#### Provided data ####

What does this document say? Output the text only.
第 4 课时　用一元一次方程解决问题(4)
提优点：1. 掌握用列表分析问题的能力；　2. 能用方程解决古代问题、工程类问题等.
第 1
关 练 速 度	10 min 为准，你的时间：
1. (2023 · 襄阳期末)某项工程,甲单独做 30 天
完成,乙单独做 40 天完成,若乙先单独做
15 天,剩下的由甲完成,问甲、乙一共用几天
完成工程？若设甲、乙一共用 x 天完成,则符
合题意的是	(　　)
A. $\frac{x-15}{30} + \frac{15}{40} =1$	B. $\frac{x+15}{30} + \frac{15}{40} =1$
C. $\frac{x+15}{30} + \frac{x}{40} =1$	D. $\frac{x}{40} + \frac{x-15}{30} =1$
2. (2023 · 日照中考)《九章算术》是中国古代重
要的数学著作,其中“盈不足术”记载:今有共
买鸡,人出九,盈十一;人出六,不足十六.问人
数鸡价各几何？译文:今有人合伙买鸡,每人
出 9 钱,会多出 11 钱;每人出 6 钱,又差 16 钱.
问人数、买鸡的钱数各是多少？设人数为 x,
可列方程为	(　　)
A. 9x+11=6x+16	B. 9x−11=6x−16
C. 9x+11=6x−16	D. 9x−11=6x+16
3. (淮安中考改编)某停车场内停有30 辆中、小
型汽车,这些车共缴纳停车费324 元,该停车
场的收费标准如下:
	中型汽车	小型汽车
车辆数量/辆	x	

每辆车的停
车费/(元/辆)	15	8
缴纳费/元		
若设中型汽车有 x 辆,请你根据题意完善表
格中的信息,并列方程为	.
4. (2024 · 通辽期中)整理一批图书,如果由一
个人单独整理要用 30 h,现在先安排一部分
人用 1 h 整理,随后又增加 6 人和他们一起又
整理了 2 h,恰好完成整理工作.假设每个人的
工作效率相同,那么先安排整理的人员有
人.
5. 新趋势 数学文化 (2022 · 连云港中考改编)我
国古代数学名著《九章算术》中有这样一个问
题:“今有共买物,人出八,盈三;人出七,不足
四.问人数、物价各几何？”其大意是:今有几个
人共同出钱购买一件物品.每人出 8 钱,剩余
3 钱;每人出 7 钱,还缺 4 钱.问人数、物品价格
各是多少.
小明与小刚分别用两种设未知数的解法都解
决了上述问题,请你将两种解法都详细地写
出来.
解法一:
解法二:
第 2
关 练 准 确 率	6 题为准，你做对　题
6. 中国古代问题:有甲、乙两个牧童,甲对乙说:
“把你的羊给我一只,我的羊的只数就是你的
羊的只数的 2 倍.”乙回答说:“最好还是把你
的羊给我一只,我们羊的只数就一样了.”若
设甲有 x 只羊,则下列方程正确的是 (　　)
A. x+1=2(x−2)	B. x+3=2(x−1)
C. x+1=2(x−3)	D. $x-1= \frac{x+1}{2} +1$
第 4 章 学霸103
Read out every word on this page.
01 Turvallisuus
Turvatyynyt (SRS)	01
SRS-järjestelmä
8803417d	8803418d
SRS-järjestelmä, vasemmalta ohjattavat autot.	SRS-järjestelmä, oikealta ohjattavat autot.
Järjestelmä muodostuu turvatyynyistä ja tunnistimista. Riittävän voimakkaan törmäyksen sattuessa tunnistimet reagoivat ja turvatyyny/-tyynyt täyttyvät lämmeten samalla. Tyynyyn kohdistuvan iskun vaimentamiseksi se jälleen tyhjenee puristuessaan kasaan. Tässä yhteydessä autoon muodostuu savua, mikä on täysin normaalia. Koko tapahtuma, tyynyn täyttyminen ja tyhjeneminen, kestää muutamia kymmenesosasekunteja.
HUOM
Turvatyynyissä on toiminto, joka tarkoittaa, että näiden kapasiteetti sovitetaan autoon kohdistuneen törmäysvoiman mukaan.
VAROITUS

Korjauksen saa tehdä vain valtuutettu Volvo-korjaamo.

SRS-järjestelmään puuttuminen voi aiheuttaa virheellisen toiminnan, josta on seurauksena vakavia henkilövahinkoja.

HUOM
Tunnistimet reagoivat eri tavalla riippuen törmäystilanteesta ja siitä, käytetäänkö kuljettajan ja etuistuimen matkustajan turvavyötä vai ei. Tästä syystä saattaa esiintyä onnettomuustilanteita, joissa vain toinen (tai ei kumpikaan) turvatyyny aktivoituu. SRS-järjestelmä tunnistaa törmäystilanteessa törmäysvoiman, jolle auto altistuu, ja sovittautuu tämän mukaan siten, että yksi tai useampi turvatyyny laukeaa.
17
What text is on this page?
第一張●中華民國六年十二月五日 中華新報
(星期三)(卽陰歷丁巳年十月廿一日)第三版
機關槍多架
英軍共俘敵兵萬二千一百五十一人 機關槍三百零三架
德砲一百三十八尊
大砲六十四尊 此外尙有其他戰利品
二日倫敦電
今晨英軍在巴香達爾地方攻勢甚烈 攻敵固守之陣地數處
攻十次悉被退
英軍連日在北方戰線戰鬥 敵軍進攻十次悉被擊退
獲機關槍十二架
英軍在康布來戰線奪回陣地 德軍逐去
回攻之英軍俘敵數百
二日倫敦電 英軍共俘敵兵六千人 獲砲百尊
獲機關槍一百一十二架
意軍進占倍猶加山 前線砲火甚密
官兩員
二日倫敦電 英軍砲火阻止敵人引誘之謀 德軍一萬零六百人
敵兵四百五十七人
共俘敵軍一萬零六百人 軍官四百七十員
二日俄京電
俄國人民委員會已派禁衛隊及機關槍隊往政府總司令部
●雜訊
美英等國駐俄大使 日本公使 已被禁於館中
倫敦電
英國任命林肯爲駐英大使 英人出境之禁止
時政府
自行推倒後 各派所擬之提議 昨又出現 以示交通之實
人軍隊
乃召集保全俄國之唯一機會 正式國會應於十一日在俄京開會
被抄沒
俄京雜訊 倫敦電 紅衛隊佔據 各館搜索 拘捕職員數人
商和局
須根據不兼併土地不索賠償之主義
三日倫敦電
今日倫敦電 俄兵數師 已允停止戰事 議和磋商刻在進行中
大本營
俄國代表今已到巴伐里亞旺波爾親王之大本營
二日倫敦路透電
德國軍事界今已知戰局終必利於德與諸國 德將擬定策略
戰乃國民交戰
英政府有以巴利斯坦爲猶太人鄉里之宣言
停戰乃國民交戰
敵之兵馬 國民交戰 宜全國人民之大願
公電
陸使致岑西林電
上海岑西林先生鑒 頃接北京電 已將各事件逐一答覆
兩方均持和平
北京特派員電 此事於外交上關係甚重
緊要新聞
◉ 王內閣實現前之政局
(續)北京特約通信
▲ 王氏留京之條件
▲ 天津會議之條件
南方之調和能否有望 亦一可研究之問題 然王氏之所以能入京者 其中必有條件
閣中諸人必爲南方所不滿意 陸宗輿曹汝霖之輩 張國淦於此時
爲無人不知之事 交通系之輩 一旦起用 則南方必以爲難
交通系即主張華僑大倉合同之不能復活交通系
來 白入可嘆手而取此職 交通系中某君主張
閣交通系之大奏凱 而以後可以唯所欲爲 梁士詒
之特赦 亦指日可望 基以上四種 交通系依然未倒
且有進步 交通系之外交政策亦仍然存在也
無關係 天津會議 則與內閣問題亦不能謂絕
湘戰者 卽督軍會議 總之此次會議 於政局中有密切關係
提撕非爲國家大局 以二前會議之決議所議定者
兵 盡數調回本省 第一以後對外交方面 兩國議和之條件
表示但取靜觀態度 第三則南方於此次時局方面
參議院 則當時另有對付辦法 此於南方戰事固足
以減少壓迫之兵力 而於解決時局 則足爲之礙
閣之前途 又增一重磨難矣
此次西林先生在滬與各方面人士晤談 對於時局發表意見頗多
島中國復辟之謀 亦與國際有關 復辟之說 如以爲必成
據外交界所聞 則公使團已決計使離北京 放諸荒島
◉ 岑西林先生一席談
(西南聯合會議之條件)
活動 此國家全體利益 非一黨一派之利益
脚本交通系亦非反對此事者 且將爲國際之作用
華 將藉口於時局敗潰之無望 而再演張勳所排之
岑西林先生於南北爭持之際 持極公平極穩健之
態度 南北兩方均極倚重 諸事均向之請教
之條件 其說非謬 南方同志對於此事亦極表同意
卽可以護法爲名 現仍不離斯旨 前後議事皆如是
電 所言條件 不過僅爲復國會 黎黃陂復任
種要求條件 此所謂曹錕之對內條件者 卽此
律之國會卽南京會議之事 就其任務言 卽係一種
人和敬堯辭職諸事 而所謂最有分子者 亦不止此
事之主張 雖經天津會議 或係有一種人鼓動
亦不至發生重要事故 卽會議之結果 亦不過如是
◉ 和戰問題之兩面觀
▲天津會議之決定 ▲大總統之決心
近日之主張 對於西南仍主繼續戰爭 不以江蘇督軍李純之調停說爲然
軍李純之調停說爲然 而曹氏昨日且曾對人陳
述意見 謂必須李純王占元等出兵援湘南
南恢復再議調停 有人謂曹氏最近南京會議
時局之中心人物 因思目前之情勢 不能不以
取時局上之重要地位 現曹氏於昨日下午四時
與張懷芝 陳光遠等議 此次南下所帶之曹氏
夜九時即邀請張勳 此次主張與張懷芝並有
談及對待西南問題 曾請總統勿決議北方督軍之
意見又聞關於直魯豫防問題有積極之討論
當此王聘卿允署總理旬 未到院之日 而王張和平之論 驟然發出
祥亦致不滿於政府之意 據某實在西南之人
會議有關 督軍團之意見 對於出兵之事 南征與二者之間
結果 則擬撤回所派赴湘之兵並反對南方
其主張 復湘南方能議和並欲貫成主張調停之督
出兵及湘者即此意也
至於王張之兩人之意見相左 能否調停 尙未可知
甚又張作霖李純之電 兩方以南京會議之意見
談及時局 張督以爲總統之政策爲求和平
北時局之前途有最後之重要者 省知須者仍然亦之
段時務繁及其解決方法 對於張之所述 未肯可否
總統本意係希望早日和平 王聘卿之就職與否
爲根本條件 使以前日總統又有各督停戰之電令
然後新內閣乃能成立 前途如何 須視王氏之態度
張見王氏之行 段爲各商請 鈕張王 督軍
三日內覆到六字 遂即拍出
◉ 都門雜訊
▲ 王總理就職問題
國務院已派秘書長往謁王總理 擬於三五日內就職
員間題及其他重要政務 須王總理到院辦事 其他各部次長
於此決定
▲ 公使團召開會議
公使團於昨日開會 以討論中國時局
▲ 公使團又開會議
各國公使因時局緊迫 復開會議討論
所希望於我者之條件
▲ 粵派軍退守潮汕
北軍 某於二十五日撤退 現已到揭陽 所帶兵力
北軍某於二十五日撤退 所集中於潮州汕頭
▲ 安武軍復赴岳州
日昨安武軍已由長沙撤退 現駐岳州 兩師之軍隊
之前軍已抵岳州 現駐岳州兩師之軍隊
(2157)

####

__Problem to work on__
Give the number of lines above that hold the word "What", and nothing more.

__Expected answer__
2